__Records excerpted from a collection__
^^^^^^^^
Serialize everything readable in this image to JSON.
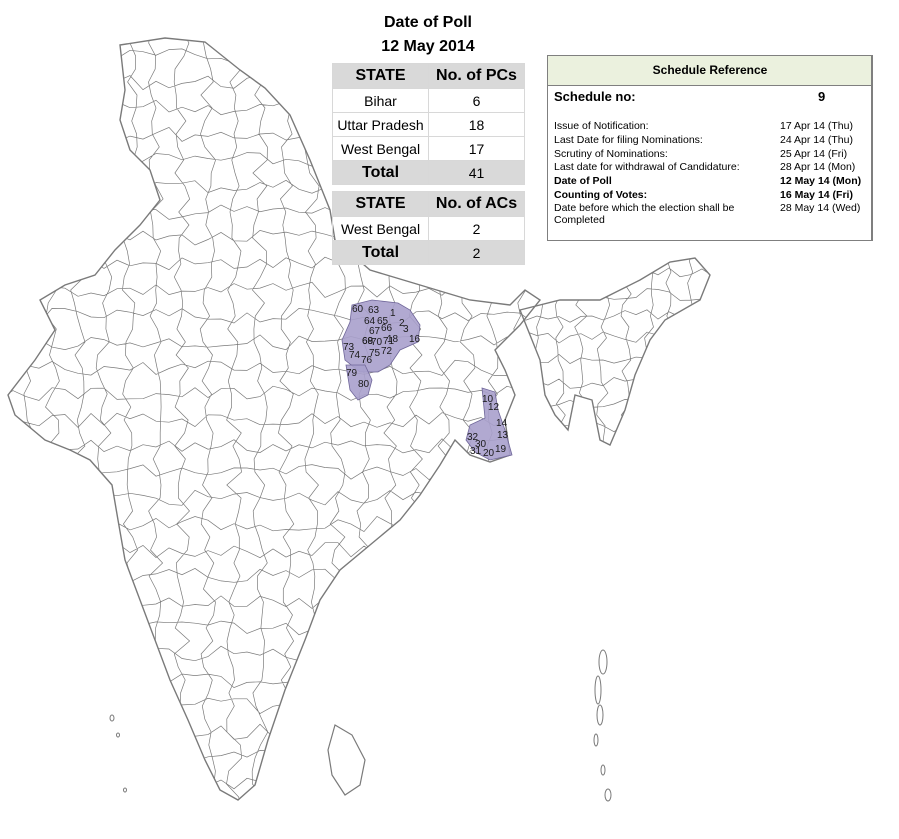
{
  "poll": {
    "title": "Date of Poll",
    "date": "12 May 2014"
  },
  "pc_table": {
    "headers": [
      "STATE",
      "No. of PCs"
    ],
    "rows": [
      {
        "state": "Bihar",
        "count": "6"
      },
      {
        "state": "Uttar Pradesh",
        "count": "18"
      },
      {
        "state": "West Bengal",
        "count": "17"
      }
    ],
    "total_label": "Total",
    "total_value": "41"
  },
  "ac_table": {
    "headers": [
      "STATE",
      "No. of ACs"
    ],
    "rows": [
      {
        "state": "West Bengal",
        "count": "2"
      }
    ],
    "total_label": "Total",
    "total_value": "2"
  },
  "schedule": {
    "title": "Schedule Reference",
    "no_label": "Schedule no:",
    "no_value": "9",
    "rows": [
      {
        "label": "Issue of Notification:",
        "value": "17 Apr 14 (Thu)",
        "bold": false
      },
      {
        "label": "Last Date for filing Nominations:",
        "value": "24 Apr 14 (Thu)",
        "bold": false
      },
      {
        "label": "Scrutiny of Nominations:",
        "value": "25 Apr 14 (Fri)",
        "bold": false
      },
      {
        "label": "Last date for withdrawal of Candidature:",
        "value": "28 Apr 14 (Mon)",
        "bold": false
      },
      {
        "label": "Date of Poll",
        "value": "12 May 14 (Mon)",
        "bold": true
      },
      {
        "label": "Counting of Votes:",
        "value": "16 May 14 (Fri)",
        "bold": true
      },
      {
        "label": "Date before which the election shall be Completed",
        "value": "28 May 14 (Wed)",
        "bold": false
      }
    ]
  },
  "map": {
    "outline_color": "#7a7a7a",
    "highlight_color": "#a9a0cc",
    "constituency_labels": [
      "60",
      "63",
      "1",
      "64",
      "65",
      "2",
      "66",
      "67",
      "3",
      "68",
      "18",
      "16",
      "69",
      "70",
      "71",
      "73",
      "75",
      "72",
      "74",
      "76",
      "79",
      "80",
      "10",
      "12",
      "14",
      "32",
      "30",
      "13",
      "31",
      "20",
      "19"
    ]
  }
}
^^^^^^^^
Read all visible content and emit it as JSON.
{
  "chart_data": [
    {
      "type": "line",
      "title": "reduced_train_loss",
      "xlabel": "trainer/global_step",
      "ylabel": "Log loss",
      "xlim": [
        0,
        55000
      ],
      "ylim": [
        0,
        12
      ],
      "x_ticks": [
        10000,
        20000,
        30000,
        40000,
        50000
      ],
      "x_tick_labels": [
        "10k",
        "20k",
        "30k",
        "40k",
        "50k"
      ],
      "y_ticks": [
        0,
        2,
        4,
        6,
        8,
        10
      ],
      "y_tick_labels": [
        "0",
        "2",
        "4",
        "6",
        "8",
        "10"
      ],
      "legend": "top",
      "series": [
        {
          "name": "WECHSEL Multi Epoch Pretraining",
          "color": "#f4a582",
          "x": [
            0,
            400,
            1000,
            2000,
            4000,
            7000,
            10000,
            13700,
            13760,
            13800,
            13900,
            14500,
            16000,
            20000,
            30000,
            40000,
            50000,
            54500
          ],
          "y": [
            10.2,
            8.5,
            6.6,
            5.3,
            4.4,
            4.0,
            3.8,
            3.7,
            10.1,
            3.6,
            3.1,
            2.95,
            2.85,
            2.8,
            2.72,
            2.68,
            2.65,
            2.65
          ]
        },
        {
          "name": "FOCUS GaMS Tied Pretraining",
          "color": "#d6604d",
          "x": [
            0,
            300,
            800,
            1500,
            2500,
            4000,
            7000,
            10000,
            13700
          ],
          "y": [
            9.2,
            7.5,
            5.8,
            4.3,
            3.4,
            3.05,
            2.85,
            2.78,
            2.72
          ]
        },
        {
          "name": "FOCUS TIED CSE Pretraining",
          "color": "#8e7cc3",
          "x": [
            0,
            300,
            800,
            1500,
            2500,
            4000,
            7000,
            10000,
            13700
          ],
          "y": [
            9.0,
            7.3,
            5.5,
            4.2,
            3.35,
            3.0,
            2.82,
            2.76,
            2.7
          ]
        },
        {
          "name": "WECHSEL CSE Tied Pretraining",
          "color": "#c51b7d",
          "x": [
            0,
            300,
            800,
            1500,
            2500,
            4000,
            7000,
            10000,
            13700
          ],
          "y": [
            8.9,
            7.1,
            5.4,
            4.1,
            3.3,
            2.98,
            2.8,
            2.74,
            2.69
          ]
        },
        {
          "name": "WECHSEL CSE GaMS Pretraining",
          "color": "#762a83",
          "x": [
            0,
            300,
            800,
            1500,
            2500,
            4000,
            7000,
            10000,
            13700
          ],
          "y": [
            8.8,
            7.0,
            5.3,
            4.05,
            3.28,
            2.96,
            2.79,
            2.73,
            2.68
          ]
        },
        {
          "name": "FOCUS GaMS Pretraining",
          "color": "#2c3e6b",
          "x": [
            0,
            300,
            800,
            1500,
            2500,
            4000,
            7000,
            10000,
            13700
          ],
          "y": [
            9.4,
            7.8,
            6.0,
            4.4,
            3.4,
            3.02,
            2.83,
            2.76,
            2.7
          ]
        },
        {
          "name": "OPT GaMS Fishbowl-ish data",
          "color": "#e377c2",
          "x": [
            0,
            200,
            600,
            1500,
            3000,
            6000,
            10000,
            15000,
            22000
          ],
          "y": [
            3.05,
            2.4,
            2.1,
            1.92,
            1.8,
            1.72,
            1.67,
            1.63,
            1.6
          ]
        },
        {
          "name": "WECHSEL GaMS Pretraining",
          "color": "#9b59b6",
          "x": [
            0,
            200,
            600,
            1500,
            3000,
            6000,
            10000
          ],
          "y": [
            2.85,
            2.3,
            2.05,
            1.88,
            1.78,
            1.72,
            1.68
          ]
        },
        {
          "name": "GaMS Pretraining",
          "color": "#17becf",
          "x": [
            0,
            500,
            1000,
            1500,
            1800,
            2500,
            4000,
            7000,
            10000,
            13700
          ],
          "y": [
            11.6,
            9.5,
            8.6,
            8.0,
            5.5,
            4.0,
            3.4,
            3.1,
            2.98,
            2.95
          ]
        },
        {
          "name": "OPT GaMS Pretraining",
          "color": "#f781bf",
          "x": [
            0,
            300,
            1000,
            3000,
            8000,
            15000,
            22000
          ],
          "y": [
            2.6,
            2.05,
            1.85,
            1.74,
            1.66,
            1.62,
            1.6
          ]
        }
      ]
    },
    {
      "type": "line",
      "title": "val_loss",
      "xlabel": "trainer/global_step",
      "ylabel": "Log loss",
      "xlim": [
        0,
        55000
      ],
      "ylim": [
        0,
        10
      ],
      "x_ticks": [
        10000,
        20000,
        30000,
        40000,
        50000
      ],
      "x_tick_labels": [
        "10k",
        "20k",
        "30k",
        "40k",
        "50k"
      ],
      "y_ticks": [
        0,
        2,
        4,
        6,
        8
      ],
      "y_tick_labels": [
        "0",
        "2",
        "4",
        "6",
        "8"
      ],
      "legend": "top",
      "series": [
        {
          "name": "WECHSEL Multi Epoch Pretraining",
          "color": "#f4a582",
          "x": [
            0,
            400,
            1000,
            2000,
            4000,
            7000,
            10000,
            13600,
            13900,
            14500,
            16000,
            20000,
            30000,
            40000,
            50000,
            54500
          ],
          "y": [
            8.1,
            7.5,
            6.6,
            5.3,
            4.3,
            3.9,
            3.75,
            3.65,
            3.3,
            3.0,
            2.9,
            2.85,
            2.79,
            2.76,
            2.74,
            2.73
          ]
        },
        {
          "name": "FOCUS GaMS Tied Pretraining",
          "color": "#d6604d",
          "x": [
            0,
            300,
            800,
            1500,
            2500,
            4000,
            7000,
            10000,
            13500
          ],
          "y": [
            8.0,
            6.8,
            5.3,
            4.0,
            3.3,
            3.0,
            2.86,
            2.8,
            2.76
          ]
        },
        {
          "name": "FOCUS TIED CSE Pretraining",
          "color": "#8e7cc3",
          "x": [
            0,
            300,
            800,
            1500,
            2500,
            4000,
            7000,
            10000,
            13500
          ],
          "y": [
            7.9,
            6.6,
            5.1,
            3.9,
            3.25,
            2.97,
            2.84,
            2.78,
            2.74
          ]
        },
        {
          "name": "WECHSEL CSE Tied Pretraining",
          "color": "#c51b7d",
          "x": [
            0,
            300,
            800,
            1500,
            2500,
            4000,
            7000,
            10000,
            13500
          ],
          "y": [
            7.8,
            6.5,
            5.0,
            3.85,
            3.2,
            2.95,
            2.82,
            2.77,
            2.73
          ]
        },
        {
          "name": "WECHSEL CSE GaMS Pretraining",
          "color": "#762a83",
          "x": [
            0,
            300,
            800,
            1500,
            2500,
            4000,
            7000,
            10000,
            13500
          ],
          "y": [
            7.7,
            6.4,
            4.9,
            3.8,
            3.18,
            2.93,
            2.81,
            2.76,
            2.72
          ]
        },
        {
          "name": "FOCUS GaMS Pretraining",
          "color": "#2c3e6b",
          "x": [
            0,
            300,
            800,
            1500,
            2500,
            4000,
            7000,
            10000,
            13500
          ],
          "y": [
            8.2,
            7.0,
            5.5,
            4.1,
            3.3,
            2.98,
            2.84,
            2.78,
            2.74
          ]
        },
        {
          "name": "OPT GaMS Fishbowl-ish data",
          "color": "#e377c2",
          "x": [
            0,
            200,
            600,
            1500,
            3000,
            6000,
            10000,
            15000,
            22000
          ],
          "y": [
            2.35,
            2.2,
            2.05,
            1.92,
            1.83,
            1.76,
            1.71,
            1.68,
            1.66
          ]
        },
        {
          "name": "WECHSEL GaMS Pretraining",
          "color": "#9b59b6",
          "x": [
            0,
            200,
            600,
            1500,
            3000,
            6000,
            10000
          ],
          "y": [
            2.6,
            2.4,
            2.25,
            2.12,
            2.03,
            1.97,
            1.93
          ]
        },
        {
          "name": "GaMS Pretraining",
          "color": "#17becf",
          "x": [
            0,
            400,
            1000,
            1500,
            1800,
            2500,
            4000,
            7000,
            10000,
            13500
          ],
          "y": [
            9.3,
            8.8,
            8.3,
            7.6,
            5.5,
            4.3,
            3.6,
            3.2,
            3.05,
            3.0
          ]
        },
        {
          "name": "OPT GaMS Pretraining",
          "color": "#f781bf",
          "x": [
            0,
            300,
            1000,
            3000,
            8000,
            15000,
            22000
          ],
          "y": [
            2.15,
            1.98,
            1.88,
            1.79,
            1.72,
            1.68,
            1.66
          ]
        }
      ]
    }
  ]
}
^^^^^^^^
Gather each line in the data that holds the string "JSON".

__Task solution__
Serialize everything readable in this image to JSON.
Read all visible content and emit it as JSON.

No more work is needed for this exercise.